Goal: Select the lines that hold the word "pressure" and copy each one.

Exercise data:
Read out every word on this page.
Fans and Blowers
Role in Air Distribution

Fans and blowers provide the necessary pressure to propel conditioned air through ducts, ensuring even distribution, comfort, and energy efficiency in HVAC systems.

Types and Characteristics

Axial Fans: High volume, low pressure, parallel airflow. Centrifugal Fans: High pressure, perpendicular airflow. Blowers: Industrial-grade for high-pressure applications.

Result of the task:
Fans and blowers provide the necessary pressure to propel conditioned air through ducts, ensuring even distribution, comfort, and energy efficiency in HVAC systems.
Axial Fans: High volume, low pressure, parallel airflow. Centrifugal Fans: High pressure, perpendicular airflow. Blowers: Industrial-grade for high-pressure applications.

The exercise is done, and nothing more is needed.